■ **Problem to work on**
Quote the full listing word for word.

+++ Material provided +++

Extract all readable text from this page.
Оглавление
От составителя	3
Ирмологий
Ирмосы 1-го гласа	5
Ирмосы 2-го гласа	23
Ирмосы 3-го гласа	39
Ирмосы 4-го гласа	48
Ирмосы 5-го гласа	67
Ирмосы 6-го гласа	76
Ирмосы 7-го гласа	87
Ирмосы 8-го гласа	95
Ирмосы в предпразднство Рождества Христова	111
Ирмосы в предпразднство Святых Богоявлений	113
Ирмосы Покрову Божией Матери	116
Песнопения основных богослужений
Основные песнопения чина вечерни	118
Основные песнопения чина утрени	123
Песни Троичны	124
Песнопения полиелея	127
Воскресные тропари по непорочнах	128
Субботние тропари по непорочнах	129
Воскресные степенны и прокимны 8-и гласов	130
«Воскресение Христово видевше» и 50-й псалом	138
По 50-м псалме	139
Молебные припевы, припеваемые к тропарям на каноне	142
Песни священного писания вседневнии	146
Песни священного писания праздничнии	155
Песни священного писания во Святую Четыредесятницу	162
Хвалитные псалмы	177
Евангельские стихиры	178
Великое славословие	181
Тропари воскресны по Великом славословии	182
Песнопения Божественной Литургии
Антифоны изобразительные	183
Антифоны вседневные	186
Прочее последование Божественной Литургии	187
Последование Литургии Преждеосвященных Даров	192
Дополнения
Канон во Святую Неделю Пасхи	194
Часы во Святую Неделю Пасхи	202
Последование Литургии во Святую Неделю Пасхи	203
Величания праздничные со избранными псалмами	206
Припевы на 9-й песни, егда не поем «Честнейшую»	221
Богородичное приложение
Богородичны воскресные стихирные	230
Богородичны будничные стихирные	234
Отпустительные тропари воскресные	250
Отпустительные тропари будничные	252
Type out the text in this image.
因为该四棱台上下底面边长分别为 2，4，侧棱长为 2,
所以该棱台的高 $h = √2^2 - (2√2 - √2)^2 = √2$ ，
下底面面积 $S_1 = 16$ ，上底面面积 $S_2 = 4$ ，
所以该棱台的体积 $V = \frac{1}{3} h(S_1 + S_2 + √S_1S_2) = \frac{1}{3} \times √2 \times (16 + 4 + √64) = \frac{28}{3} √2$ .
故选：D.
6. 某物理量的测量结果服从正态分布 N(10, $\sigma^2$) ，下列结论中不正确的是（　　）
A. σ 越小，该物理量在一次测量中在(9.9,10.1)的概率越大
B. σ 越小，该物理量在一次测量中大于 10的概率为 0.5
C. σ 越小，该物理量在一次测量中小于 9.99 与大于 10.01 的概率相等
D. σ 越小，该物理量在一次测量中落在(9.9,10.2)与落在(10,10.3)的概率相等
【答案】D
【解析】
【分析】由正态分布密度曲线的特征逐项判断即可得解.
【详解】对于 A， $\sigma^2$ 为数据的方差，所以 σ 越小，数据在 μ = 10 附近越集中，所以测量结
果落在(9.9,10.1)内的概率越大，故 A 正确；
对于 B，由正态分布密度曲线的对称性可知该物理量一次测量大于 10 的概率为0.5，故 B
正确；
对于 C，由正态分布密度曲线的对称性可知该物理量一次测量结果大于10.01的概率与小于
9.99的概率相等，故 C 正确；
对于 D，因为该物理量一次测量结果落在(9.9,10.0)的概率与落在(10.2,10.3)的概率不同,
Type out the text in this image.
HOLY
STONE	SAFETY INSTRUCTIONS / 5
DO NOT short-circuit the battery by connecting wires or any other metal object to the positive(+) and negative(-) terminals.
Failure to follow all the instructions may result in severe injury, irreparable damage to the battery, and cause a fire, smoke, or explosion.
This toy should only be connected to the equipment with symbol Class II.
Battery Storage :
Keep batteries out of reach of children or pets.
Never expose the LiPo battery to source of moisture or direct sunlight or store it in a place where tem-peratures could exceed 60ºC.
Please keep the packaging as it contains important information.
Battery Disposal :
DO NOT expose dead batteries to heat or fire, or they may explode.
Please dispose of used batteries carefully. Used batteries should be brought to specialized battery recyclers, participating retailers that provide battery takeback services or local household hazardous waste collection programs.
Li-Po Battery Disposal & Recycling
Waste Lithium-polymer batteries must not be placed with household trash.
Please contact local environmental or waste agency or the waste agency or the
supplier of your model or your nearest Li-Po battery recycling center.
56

+++

■ **Solution to this task**
Extract all readable text from this page.
Оглавление
От составителя	3
Ирмологий
Ирмосы 1-го гласа	5
Ирмосы 2-го гласа	23
Ирмосы 3-го гласа	39
Ирмосы 4-го гласа	48
Ирмосы 5-го гласа	67
Ирмосы 6-го гласа	76
Ирмосы 7-го гласа	87
Ирмосы 8-го гласа	95
Ирмосы в предпразднство Рождества Христова	111
Ирмосы в предпразднство Святых Богоявлений	113
Ирмосы Покрову Божией Матери	116
Песнопения основных богослужений
Основные песнопения чина вечерни	118
Основные песнопения чина утрени	123
Песни Троичны	124
Песнопения полиелея	127
Воскресные тропари по непорочнах	128
Субботние тропари по непорочнах	129
Воскресные степенны и прокимны 8-и гласов	130
«Воскресение Христово видевше» и 50-й псалом	138
По 50-м псалме	139
Молебные припевы, припеваемые к тропарям на каноне	142
Песни священного писания вседневнии	146
Песни священного писания праздничнии	155
Песни священного писания во Святую Четыредесятницу	162
Хвалитные псалмы	177
Евангельские стихиры	178
Великое славословие	181
Тропари воскресны по Великом славословии	182
Песнопения Божественной Литургии
Антифоны изобразительные	183
Антифоны вседневные	186
Прочее последование Божественной Литургии	187
Последование Литургии Преждеосвященных Даров	192
Дополнения
Канон во Святую Неделю Пасхи	194
Часы во Святую Неделю Пасхи	202
Последование Литургии во Святую Неделю Пасхи	203
Величания праздничные со избранными псалмами	206
Припевы на 9-й песни, егда не поем «Честнейшую»	221
Богородичное приложение
Богородичны воскресные стихирные	230
Богородичны будничные стихирные	234
Отпустительные тропари воскресные	250
Отпустительные тропари будничные	252
Type out the text in this image.
因为该四棱台上下底面边长分别为 2，4，侧棱长为 2,
所以该棱台的高 $h = √2^2 - (2√2 - √2)^2 = √2$ ，
下底面面积 $S_1 = 16$ ，上底面面积 $S_2 = 4$ ，
所以该棱台的体积 $V = \frac{1}{3} h(S_1 + S_2 + √S_1S_2) = \frac{1}{3} \times √2 \times (16 + 4 + √64) = \frac{28}{3} √2$ .
故选：D.
6. 某物理量的测量结果服从正态分布 N(10, $\sigma^2$) ，下列结论中不正确的是（　　）
A. σ 越小，该物理量在一次测量中在(9.9,10.1)的概率越大
B. σ 越小，该物理量在一次测量中大于 10的概率为 0.5
C. σ 越小，该物理量在一次测量中小于 9.99 与大于 10.01 的概率相等
D. σ 越小，该物理量在一次测量中落在(9.9,10.2)与落在(10,10.3)的概率相等
【答案】D
【解析】
【分析】由正态分布密度曲线的特征逐项判断即可得解.
【详解】对于 A， $\sigma^2$ 为数据的方差，所以 σ 越小，数据在 μ = 10 附近越集中，所以测量结
果落在(9.9,10.1)内的概率越大，故 A 正确；
对于 B，由正态分布密度曲线的对称性可知该物理量一次测量大于 10 的概率为0.5，故 B
正确；
对于 C，由正态分布密度曲线的对称性可知该物理量一次测量结果大于10.01的概率与小于
9.99的概率相等，故 C 正确；
对于 D，因为该物理量一次测量结果落在(9.9,10.0)的概率与落在(10.2,10.3)的概率不同,
Type out the text in this image.
HOLY
STONE	SAFETY INSTRUCTIONS / 5
DO NOT short-circuit the battery by connecting wires or any other metal object to the positive(+) and negative(-) terminals.
Failure to follow all the instructions may result in severe injury, irreparable damage to the battery, and cause a fire, smoke, or explosion.
This toy should only be connected to the equipment with symbol Class II.
Battery Storage :
Keep batteries out of reach of children or pets.
Never expose the LiPo battery to source of moisture or direct sunlight or store it in a place where tem-peratures could exceed 60ºC.
Please keep the packaging as it contains important information.
Battery Disposal :
DO NOT expose dead batteries to heat or fire, or they may explode.
Please dispose of used batteries carefully. Used batteries should be brought to specialized battery recyclers, participating retailers that provide battery takeback services or local household hazardous waste collection programs.
Li-Po Battery Disposal & Recycling
Waste Lithium-polymer batteries must not be placed with household trash.
Please contact local environmental or waste agency or the waste agency or the
supplier of your model or your nearest Li-Po battery recycling center.
56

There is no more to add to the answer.